[Quoted text]:
<<<<

Page 1 of 1

Shorten text with RegExp

Posted: Sat Jun 18, 2005 4:02 am
by visionmaster
Hello together,

I would like to shorten a text and did following:

Code: Select all

$this->werbetext  = substr($sesArrFoundї$i]ї'werbetext'], 0 , 360);    
            $this->werbetext .= &quote; ...&quote;;

Works just fine, but if I have a long text like "I am a very, very,very long long long text."
(This example ofcourse doesn't have 360 characters) it gets split in middle of a word like this: "I am a very, very,very long long long te..."

Words shouldn't be shortened. In the above example I would like to have following result: "I am a very, very,very long long long ..."

wordwrap() is not the correct function for my problem or am I overseeing something? I guess RegExp would be the right thing, but how to?

Appreciate your help!

Posted: Sat Jun 18, 2005 7:15 am
by Chris Corbyn
Moved to regex

Posted: Sat Jun 18, 2005 7:18 am
by Chris Corbyn
Interesting (untested - this looks to easy to work).....:

Code: Select all

$short_string = preg_replace('/^(.{0,360}?\b)/s', "$1...", $long_string);
EDIT | Oh no... don't use.... please don't. That was bad... very bad :P

Posted: Sat Jun 18, 2005 7:50 am
by Chris Corbyn
Hmm I was feeling nice so I did the regex and put it in a wrapper function for you ;)

Code: Select all

<?php

function short_text($text, $length=360) {
	if (strlen($text) > $length) {
		$pattern = '/^(.{0,'.$length.'}\\b).*$/s';
		$text = preg_replace($pattern, "$1...", $text);
	}
	return $text;
}

//Example 1 (affects long strings)

>>>>

[Given information]:

<<<<

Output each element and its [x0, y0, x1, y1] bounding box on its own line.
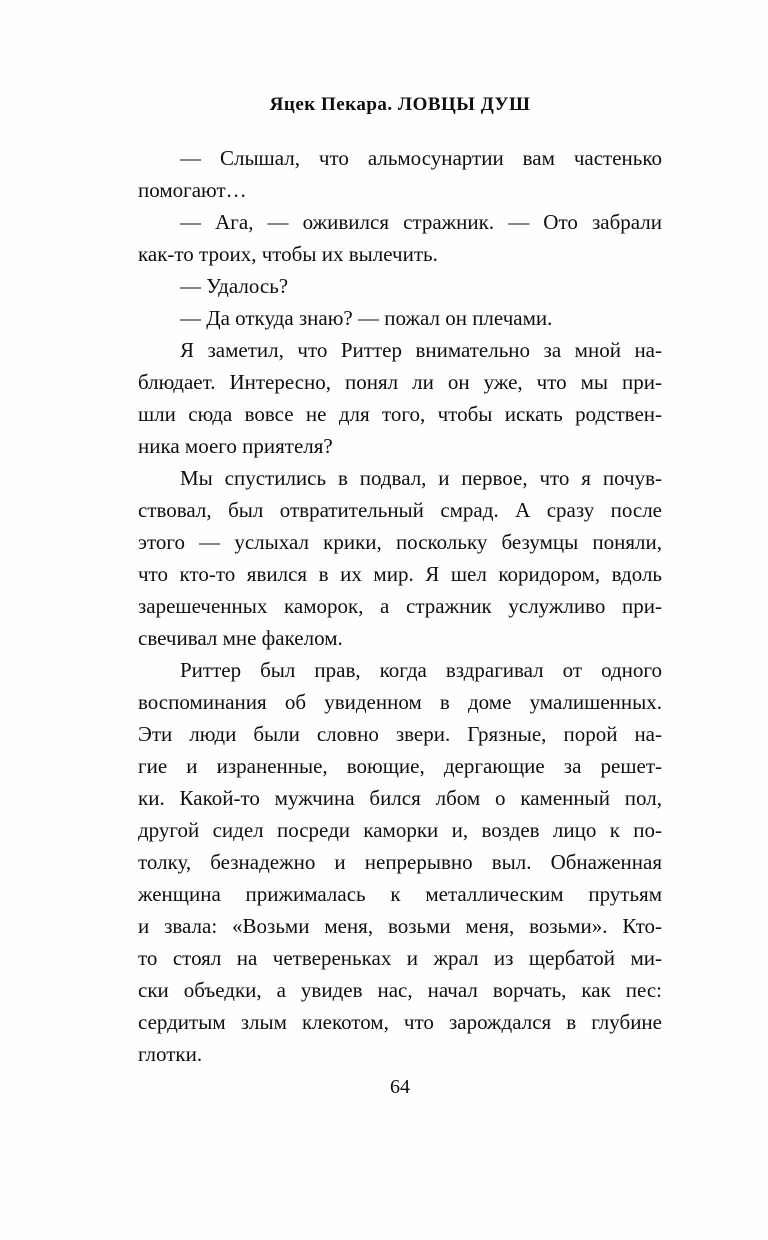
text-line: — Ага, — оживился стражник. — Ото забрали — [180, 210, 662, 234]
paragraph — [138, 462, 662, 654]
text-line: ствовал, был отвратительный смрад. А сразу после — [138, 498, 662, 522]
paragraph — [138, 334, 662, 462]
text-line: воспоминания об увиденном в доме умалишенных. — [138, 690, 662, 714]
text-line: Эти люди были словно звери. Грязные, порой на- — [138, 722, 662, 746]
paragraph — [138, 302, 662, 334]
paragraph — [138, 206, 662, 270]
paragraph — [138, 142, 662, 206]
text-line: глотки. — [138, 1042, 203, 1066]
text-line: сердитым злым клекотом, что зарождался в глубине — [138, 1010, 662, 1034]
paragraph — [138, 270, 662, 302]
page-number: 64 — [390, 1076, 410, 1098]
text-line: то стоял на четвереньках и жрал из щербатой ми- — [138, 946, 662, 970]
text-line: другой сидел посреди каморки и, воздев лицо к по- — [138, 818, 662, 842]
text-line: ки. Какой-то мужчина бился лбом о каменный пол, — [138, 786, 662, 810]
text-line: — Да откуда знаю? — пожал он плечами. — [180, 306, 553, 330]
text-line: зарешеченных каморок, а стражник услужливо при- — [138, 594, 662, 618]
text-line: гие и израненные, воющие, дергающие за решет- — [138, 754, 662, 778]
text-line: шли сюда вовсе не для того, чтобы искать родствен- — [138, 402, 662, 426]
text-line: женщина прижималась к металлическим прутьям — [138, 882, 662, 906]
running-head: Яцек Пекара. ЛОВЦЫ ДУШ — [269, 94, 531, 115]
text-line: Я заметил, что Риттер внимательно за мной на- — [180, 338, 662, 362]
text-line: Мы спустились в подвал, и первое, что я почув- — [180, 466, 662, 490]
text-line: что кто-то явился в их мир. Я шел коридором, вдоль — [138, 562, 662, 586]
text-line: Риттер был прав, когда вздрагивал от одного — [180, 658, 662, 682]
paragraph — [138, 654, 662, 1070]
text-line: и звала: «Возьми меня, возьми меня, возьми». Кто- — [138, 914, 662, 938]
text-line: ника моего приятеля? — [138, 434, 333, 458]
text-line: — Слышал, что альмосунартии вам частенько — [180, 146, 662, 170]
text-line: этого — услыхал крики, поскольку безумцы поняли, — [138, 530, 662, 554]
text-line: как-то троих, чтобы их вылечить. — [138, 242, 438, 266]
text-line: толку, безнадежно и непрерывно выл. Обнаженная — [138, 850, 662, 874]
text-line: ски объедки, а увидев нас, начал ворчать, как пес: — [138, 978, 662, 1002]
text-line: — Удалось? — [180, 274, 289, 298]
text-body — [138, 142, 662, 1070]
text-line: свечивал мне факелом. — [138, 626, 343, 650]
text-line: помогают… — [138, 178, 247, 202]
text-line: блюдает. Интересно, понял ли он уже, что мы при- — [138, 370, 662, 394]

>>>>

[Required tasks]:
**A.** In the forum thread on shortening text, which forum was the question moved to?
**B.** List every built-in PHP function named in the forum thread on shortening text.
**C.** Continue the forum thread on shortening text from the point where it stops.

[Responses to the exercise]:
**A.** It was moved to the regex forum.

**B.** substr, wordwrap, preg_replace, strlen

**C.**
echo '<p<u>Example 1</u></p>';
$long_string = <<<EOD
Lorem ipsum dolor sit amet, consectetuer adipiscing elit. Sed scelerisque odio at odio. Nam massa ipsum, egestas id, viverra vitae, porta nec, velit. Lorem ipsum dolor sit amet, consectetuer adipiscing elit. Praesent est dui, congue nec, pretium ut, scelerisque a, neque. Nunc imperdiet urna sit amet est. Ut imperdiet eleifend lorem. Integer malesuada, elit id pellentesque blandit, dolor metus faucibus sem, ac dignissim arcu elit id tellus. Cras ornare magna vitae ante. Class aptent taciti sociosqu ad litora torquent per conubia nostra, per inceptos hymenaeos. Vivamus massa.

Donec fermentum. Curabitur purus. Nunc non purus. Pellentesque ultrices. Sed venenatis odio nec leo. Nunc lacinia. In ultricies arcu eu justo. Aenean diam tellus, dapibus vitae, congue at, sodales et, lacus. Cum sociis natoque penatibus et magnis dis parturient montes, nascetur ridiculus mus. Pellentesque arcu. Curabitur ut urna non libero iaculis dictum. Donec sodales magna at ipsum. Ut euismod sapien et nibh. Aliquam posuere. Sed id lorem.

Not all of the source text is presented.